++++ DATA FOR PROCESSING ++++

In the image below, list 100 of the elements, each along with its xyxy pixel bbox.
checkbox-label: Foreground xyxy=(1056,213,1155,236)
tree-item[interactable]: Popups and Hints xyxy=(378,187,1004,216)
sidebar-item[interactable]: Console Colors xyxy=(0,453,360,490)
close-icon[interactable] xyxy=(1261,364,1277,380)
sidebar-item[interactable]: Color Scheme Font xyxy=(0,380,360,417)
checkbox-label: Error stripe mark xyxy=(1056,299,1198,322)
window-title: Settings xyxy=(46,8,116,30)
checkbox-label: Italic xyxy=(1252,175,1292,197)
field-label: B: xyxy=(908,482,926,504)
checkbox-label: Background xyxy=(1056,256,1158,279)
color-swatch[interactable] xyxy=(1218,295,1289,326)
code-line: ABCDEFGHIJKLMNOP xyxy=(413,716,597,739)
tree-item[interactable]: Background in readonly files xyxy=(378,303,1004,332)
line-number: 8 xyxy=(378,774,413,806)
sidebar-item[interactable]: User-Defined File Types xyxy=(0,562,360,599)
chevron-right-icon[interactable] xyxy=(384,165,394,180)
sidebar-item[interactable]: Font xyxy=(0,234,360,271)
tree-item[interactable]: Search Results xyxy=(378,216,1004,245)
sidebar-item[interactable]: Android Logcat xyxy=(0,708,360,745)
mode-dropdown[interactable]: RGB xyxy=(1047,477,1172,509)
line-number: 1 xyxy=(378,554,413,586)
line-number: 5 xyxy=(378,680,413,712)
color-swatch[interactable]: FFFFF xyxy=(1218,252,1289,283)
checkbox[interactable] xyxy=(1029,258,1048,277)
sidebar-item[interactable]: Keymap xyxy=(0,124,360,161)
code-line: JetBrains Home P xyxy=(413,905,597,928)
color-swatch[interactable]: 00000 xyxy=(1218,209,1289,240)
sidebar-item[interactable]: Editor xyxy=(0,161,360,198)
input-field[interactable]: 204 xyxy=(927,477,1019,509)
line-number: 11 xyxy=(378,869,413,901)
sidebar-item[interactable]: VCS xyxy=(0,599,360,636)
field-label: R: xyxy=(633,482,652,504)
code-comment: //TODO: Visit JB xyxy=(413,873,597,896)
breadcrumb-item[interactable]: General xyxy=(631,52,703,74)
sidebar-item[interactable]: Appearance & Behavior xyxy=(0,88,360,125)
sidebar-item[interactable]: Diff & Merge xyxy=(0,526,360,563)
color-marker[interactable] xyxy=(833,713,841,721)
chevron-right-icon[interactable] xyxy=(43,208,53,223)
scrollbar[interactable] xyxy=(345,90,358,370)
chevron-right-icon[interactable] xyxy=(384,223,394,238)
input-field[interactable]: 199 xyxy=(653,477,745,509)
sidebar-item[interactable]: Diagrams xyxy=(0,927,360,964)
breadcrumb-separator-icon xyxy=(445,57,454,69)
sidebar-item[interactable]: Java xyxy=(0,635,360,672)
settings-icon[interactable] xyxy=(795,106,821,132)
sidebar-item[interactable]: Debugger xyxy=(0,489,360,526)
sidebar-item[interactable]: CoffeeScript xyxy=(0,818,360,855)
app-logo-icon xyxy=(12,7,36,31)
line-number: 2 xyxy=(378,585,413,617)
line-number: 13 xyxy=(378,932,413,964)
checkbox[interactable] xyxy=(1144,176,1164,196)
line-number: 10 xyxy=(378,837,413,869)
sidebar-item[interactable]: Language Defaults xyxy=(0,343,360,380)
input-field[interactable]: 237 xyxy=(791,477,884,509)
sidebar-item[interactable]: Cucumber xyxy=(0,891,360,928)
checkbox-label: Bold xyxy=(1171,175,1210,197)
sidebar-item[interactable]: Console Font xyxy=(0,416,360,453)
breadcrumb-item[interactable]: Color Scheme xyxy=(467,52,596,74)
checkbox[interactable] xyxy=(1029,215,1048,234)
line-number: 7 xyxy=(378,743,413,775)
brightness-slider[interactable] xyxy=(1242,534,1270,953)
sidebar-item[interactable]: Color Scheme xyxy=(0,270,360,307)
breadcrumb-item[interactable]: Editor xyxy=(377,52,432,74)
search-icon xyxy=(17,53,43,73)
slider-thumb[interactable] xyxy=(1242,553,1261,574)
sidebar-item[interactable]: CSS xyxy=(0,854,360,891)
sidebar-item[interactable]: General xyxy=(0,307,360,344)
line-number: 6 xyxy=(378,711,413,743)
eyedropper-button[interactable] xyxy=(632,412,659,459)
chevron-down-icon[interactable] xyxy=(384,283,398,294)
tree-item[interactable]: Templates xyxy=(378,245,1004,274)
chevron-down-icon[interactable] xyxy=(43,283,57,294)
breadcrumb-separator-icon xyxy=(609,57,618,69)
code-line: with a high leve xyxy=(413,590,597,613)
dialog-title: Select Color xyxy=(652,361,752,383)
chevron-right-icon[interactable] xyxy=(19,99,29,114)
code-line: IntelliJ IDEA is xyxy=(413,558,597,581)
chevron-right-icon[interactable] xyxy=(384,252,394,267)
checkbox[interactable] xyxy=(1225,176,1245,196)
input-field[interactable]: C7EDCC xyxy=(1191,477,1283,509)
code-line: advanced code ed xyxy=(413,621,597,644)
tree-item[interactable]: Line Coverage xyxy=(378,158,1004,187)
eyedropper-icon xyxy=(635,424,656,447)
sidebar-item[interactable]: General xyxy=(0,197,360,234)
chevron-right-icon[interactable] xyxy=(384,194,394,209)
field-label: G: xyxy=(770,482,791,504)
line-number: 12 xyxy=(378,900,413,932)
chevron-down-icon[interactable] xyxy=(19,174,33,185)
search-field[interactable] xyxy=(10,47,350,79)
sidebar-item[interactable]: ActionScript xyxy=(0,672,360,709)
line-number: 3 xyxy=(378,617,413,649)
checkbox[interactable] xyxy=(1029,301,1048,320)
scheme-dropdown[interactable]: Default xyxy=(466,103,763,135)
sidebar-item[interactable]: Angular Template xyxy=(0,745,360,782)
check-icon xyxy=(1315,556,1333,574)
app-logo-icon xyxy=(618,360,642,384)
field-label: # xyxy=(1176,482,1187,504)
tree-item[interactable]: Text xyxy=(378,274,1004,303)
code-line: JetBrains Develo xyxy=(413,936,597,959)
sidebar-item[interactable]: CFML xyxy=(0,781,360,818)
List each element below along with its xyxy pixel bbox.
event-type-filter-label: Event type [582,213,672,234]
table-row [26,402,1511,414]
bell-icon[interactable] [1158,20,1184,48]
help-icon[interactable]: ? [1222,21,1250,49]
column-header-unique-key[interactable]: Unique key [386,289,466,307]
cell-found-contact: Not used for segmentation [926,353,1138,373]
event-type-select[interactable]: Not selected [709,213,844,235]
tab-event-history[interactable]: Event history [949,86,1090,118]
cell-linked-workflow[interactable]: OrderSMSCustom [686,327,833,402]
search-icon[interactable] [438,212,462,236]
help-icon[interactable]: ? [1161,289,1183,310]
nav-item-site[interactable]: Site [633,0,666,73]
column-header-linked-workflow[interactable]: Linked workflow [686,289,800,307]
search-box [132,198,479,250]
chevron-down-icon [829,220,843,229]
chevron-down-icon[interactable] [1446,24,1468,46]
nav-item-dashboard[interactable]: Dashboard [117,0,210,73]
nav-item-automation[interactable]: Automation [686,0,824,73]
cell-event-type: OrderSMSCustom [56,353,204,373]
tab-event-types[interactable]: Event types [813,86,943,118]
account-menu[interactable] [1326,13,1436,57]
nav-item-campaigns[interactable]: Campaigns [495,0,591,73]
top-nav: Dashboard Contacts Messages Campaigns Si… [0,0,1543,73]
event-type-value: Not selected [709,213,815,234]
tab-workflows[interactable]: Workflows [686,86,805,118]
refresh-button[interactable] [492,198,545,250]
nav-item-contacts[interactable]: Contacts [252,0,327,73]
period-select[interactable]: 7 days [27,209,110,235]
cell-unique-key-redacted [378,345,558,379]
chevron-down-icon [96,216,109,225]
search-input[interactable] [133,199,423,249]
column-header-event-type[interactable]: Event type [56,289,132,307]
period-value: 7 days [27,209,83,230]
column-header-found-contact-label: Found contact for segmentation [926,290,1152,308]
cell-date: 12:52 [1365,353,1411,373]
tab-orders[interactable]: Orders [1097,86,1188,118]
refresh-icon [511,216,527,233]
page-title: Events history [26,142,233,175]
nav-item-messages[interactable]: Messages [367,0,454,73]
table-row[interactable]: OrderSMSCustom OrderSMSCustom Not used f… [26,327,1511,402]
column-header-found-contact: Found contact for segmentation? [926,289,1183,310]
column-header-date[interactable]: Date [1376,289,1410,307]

++++

● PROBLEM TO SOLVE
Reproduce verbatim every line of the rows, beginning with the first line and continuing through the line containing "sidebar-item[interactable]: Editor xyxy=(0,161,360,198)", with both of those lines included.

● SOLVED PROBLEM
In the image below, list 100 of the elements, each along with its xyxy pixel bbox.
checkbox-label: Foreground xyxy=(1056,213,1155,236)
tree-item[interactable]: Popups and Hints xyxy=(378,187,1004,216)
sidebar-item[interactable]: Console Colors xyxy=(0,453,360,490)
close-icon[interactable] xyxy=(1261,364,1277,380)
sidebar-item[interactable]: Color Scheme Font xyxy=(0,380,360,417)
checkbox-label: Error stripe mark xyxy=(1056,299,1198,322)
window-title: Settings xyxy=(46,8,116,30)
checkbox-label: Italic xyxy=(1252,175,1292,197)
field-label: B: xyxy=(908,482,926,504)
checkbox-label: Background xyxy=(1056,256,1158,279)
color-swatch[interactable] xyxy=(1218,295,1289,326)
code-line: ABCDEFGHIJKLMNOP xyxy=(413,716,597,739)
tree-item[interactable]: Background in readonly files xyxy=(378,303,1004,332)
line-number: 8 xyxy=(378,774,413,806)
sidebar-item[interactable]: User-Defined File Types xyxy=(0,562,360,599)
chevron-right-icon[interactable] xyxy=(384,165,394,180)
sidebar-item[interactable]: Font xyxy=(0,234,360,271)
tree-item[interactable]: Search Results xyxy=(378,216,1004,245)
sidebar-item[interactable]: Android Logcat xyxy=(0,708,360,745)
mode-dropdown[interactable]: RGB xyxy=(1047,477,1172,509)
line-number: 1 xyxy=(378,554,413,586)
line-number: 5 xyxy=(378,680,413,712)
color-swatch[interactable]: FFFFF xyxy=(1218,252,1289,283)
checkbox[interactable] xyxy=(1029,258,1048,277)
sidebar-item[interactable]: Keymap xyxy=(0,124,360,161)
code-line: JetBrains Home P xyxy=(413,905,597,928)
color-swatch[interactable]: 00000 xyxy=(1218,209,1289,240)
sidebar-item[interactable]: Editor xyxy=(0,161,360,198)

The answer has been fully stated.